#### Records provided
════════════════
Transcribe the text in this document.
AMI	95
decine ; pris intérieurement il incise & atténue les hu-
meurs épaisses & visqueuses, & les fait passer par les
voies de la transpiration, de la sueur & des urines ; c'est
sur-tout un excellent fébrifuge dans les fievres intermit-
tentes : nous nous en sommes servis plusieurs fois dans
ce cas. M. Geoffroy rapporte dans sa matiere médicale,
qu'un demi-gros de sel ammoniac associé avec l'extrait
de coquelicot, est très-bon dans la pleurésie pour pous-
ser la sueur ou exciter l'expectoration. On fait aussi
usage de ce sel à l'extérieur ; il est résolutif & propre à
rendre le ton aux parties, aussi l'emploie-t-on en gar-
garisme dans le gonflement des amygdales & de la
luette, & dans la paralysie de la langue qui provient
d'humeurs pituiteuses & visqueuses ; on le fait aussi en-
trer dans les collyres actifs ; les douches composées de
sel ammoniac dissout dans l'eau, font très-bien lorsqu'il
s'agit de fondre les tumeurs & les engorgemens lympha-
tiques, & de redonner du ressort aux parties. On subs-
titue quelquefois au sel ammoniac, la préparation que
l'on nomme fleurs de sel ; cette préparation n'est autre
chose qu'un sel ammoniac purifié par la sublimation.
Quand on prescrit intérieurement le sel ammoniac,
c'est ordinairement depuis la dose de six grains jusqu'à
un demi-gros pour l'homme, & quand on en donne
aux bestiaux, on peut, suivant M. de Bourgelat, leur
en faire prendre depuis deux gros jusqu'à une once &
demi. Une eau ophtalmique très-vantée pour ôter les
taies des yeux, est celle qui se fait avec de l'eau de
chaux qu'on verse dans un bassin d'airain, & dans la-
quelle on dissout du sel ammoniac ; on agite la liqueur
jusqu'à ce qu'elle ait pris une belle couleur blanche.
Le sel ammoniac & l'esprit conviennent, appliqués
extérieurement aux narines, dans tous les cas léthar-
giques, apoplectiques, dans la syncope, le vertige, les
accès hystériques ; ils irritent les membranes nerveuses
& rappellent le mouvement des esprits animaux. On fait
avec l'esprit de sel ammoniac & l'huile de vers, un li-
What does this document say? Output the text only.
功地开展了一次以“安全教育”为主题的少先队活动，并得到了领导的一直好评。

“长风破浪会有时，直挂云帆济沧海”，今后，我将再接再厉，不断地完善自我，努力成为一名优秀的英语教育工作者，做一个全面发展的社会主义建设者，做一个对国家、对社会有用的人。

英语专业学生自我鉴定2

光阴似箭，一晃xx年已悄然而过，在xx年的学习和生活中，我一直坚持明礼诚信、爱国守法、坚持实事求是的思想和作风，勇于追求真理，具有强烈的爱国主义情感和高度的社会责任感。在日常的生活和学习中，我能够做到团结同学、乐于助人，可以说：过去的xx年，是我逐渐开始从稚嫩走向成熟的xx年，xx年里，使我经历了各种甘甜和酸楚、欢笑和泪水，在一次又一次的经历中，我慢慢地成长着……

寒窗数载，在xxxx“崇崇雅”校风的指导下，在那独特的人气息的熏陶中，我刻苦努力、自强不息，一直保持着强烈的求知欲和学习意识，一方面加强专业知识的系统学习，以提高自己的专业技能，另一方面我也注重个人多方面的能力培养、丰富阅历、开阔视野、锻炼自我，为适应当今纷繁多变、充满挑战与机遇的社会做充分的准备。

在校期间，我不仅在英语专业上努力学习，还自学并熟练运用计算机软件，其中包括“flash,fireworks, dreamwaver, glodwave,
════════════════
#### Goal of the exercise
Restate the whole of the material exactly.

#### Exercise answer
Transcribe the text in this document.
AMI	95
decine ; pris intérieurement il incise & atténue les hu-
meurs épaisses & visqueuses, & les fait passer par les
voies de la transpiration, de la sueur & des urines ; c'est
sur-tout un excellent fébrifuge dans les fievres intermit-
tentes : nous nous en sommes servis plusieurs fois dans
ce cas. M. Geoffroy rapporte dans sa matiere médicale,
qu'un demi-gros de sel ammoniac associé avec l'extrait
de coquelicot, est très-bon dans la pleurésie pour pous-
ser la sueur ou exciter l'expectoration. On fait aussi
usage de ce sel à l'extérieur ; il est résolutif & propre à
rendre le ton aux parties, aussi l'emploie-t-on en gar-
garisme dans le gonflement des amygdales & de la
luette, & dans la paralysie de la langue qui provient
d'humeurs pituiteuses & visqueuses ; on le fait aussi en-
trer dans les collyres actifs ; les douches composées de
sel ammoniac dissout dans l'eau, font très-bien lorsqu'il
s'agit de fondre les tumeurs & les engorgemens lympha-
tiques, & de redonner du ressort aux parties. On subs-
titue quelquefois au sel ammoniac, la préparation que
l'on nomme fleurs de sel ; cette préparation n'est autre
chose qu'un sel ammoniac purifié par la sublimation.
Quand on prescrit intérieurement le sel ammoniac,
c'est ordinairement depuis la dose de six grains jusqu'à
un demi-gros pour l'homme, & quand on en donne
aux bestiaux, on peut, suivant M. de Bourgelat, leur
en faire prendre depuis deux gros jusqu'à une once &
demi. Une eau ophtalmique très-vantée pour ôter les
taies des yeux, est celle qui se fait avec de l'eau de
chaux qu'on verse dans un bassin d'airain, & dans la-
quelle on dissout du sel ammoniac ; on agite la liqueur
jusqu'à ce qu'elle ait pris une belle couleur blanche.
Le sel ammoniac & l'esprit conviennent, appliqués
extérieurement aux narines, dans tous les cas léthar-
giques, apoplectiques, dans la syncope, le vertige, les
accès hystériques ; ils irritent les membranes nerveuses
& rappellent le mouvement des esprits animaux. On fait
avec l'esprit de sel ammoniac & l'huile de vers, un li-
What does this document say? Output the text only.
功地开展了一次以“安全教育”为主题的少先队活动，并得到了领导的一直好评。

“长风破浪会有时，直挂云帆济沧海”，今后，我将再接再厉，不断地完善自我，努力成为一名优秀的英语教育工作者，做一个全面发展的社会主义建设者，做一个对国家、对社会有用的人。

英语专业学生自我鉴定2

光阴似箭，一晃xx年已悄然而过，在xx年的学习和生活中，我一直坚持明礼诚信、爱国守法、坚持实事求是的思想和作风，勇于追求真理，具有强烈的爱国主义情感和高度的社会责任感。在日常的生活和学习中，我能够做到团结同学、乐于助人，可以说：过去的xx年，是我逐渐开始从稚嫩走向成熟的xx年，xx年里，使我经历了各种甘甜和酸楚、欢笑和泪水，在一次又一次的经历中，我慢慢地成长着……

寒窗数载，在xxxx“崇崇雅”校风的指导下，在那独特的人气息的熏陶中，我刻苦努力、自强不息，一直保持着强烈的求知欲和学习意识，一方面加强专业知识的系统学习，以提高自己的专业技能，另一方面我也注重个人多方面的能力培养、丰富阅历、开阔视野、锻炼自我，为适应当今纷繁多变、充满挑战与机遇的社会做充分的准备。

在校期间，我不仅在英语专业上努力学习，还自学并熟练运用计算机软件，其中包括“flash,fireworks, dreamwaver, glodwave,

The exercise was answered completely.